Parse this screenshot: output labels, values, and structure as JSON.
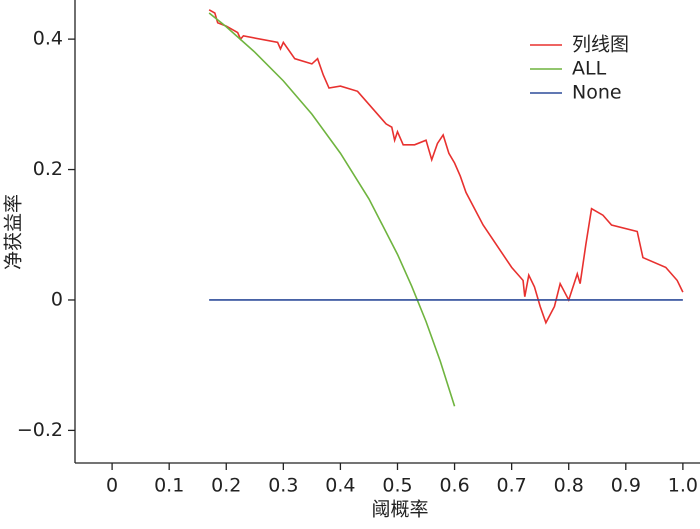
{
  "chart_data": {
    "type": "line",
    "xlabel": "阈概率",
    "ylabel": "净获益率",
    "xlim": [
      -0.065,
      1.03
    ],
    "ylim": [
      -0.25,
      0.46
    ],
    "xticks": [
      0,
      0.1,
      0.2,
      0.3,
      0.4,
      0.5,
      0.6,
      0.7,
      0.8,
      0.9,
      {
        "value": 1,
        "label": "1.0"
      }
    ],
    "yticks": [
      {
        "value": -0.2,
        "label": "−0.2"
      },
      0,
      0.2,
      0.4
    ],
    "legend": "upper right",
    "series": [
      {
        "name": "列线图",
        "color": "#e8312f",
        "x": [
          0.17,
          0.18,
          0.185,
          0.2,
          0.22,
          0.225,
          0.23,
          0.29,
          0.295,
          0.3,
          0.32,
          0.35,
          0.36,
          0.37,
          0.38,
          0.4,
          0.43,
          0.48,
          0.49,
          0.495,
          0.5,
          0.51,
          0.53,
          0.55,
          0.56,
          0.57,
          0.58,
          0.59,
          0.6,
          0.61,
          0.62,
          0.65,
          0.7,
          0.72,
          0.723,
          0.73,
          0.74,
          0.75,
          0.76,
          0.775,
          0.785,
          0.8,
          0.815,
          0.82,
          0.83,
          0.84,
          0.86,
          0.875,
          0.92,
          0.93,
          0.97,
          0.99,
          1.0
        ],
        "values": [
          0.445,
          0.44,
          0.425,
          0.42,
          0.41,
          0.4,
          0.405,
          0.395,
          0.385,
          0.395,
          0.37,
          0.362,
          0.37,
          0.345,
          0.325,
          0.328,
          0.32,
          0.27,
          0.265,
          0.245,
          0.258,
          0.238,
          0.238,
          0.245,
          0.215,
          0.24,
          0.253,
          0.225,
          0.21,
          0.19,
          0.165,
          0.115,
          0.05,
          0.03,
          0.005,
          0.038,
          0.02,
          -0.01,
          -0.035,
          -0.01,
          0.025,
          0.0,
          0.04,
          0.025,
          0.085,
          0.14,
          0.13,
          0.115,
          0.105,
          0.065,
          0.05,
          0.03,
          0.012
        ]
      },
      {
        "name": "ALL",
        "color": "#6fb43f",
        "x": [
          0.17,
          0.2,
          0.25,
          0.3,
          0.35,
          0.4,
          0.45,
          0.5,
          0.525,
          0.55,
          0.575,
          0.6
        ],
        "values": [
          0.44,
          0.419,
          0.38,
          0.336,
          0.285,
          0.225,
          0.155,
          0.07,
          0.021,
          -0.033,
          -0.094,
          -0.163
        ]
      },
      {
        "name": "None",
        "color": "#2d4b9a",
        "x": [
          0.17,
          1.0
        ],
        "values": [
          0,
          0
        ]
      }
    ]
  }
}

----------------------------------------

Omit the pictures. Transcribe every record exactly.

Parse this screenshot: output labels, values, and structure as JSON.
{
  "chart_data": {
    "type": "line",
    "xlabel": "阈概率",
    "ylabel": "净获益率",
    "xlim": [
      -0.065,
      1.03
    ],
    "ylim": [
      -0.25,
      0.46
    ],
    "xticks": [
      0,
      0.1,
      0.2,
      0.3,
      0.4,
      0.5,
      0.6,
      0.7,
      0.8,
      0.9,
      {
        "value": 1,
        "label": "1.0"
      }
    ],
    "yticks": [
      {
        "value": -0.2,
        "label": "−0.2"
      },
      0,
      0.2,
      0.4
    ],
    "legend": "upper right",
    "series": [
      {
        "name": "列线图",
        "color": "#e8312f",
        "x": [
          0.17,
          0.18,
          0.185,
          0.2,
          0.22,
          0.225,
          0.23,
          0.29,
          0.295,
          0.3,
          0.32,
          0.35,
          0.36,
          0.37,
          0.38,
          0.4,
          0.43,
          0.48,
          0.49,
          0.495,
          0.5,
          0.51,
          0.53,
          0.55,
          0.56,
          0.57,
          0.58,
          0.59,
          0.6,
          0.61,
          0.62,
          0.65,
          0.7,
          0.72,
          0.723,
          0.73,
          0.74,
          0.75,
          0.76,
          0.775,
          0.785,
          0.8,
          0.815,
          0.82,
          0.83,
          0.84,
          0.86,
          0.875,
          0.92,
          0.93,
          0.97,
          0.99,
          1.0
        ],
        "values": [
          0.445,
          0.44,
          0.425,
          0.42,
          0.41,
          0.4,
          0.405,
          0.395,
          0.385,
          0.395,
          0.37,
          0.362,
          0.37,
          0.345,
          0.325,
          0.328,
          0.32,
          0.27,
          0.265,
          0.245,
          0.258,
          0.238,
          0.238,
          0.245,
          0.215,
          0.24,
          0.253,
          0.225,
          0.21,
          0.19,
          0.165,
          0.115,
          0.05,
          0.03,
          0.005,
          0.038,
          0.02,
          -0.01,
          -0.035,
          -0.01,
          0.025,
          0.0,
          0.04,
          0.025,
          0.085,
          0.14,
          0.13,
          0.115,
          0.105,
          0.065,
          0.05,
          0.03,
          0.012
        ]
      },
      {
        "name": "ALL",
        "color": "#6fb43f",
        "x": [
          0.17,
          0.2,
          0.25,
          0.3,
          0.35,
          0.4,
          0.45,
          0.5,
          0.525,
          0.55,
          0.575,
          0.6
        ],
        "values": [
          0.44,
          0.419,
          0.38,
          0.336,
          0.285,
          0.225,
          0.155,
          0.07,
          0.021,
          -0.033,
          -0.094,
          -0.163
        ]
      },
      {
        "name": "None",
        "color": "#2d4b9a",
        "x": [
          0.17,
          1.0
        ],
        "values": [
          0,
          0
        ]
      }
    ]
  }
}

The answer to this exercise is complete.